▸ Aim of the exercise: Please retype the data in full and exactly; the pictures are not part of the copy.

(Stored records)

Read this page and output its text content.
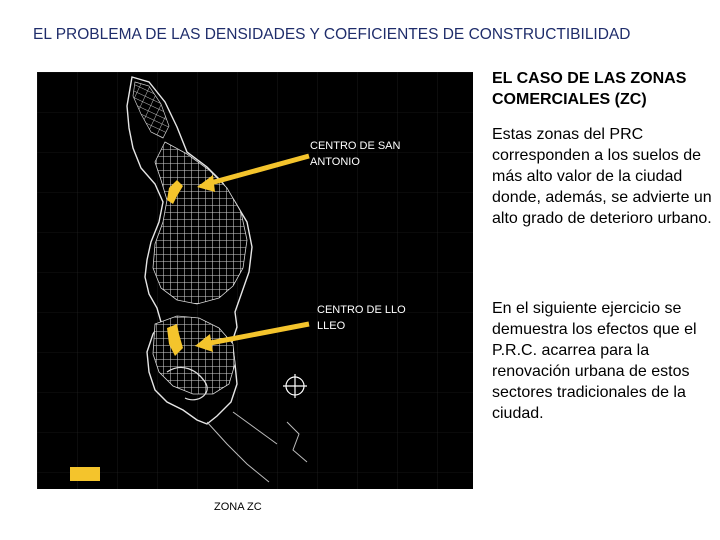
EL PROBLEMA DE LAS DENSIDADES Y COEFICIENTES DE CONSTRUCTIBILIDAD
CENTRO DE SAN ANTONIO
CENTRO DE LLO LLEO
ZONA ZC
EL CASO DE LAS ZONAS COMERCIALES (ZC)
Estas zonas del PRC corresponden a los suelos de más alto valor de la ciudad donde, además, se advierte un alto grado de deterioro urbano.
En el siguiente ejercicio se demuestra los efectos que el P.R.C. acarrea para la renovación urbana de estos sectores tradicionales de la ciudad.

▸ Result of this task:
Read this page and output its text content.
EL PROBLEMA DE LAS DENSIDADES Y COEFICIENTES DE CONSTRUCTIBILIDAD
CENTRO DE SAN ANTONIO
CENTRO DE LLO LLEO
ZONA ZC
EL CASO DE LAS ZONAS COMERCIALES (ZC)
Estas zonas del PRC corresponden a los suelos de más alto valor de la ciudad donde, además, se advierte un alto grado de deterioro urbano.
En el siguiente ejercicio se demuestra los efectos que el P.R.C. acarrea para la renovación urbana de estos sectores tradicionales de la ciudad.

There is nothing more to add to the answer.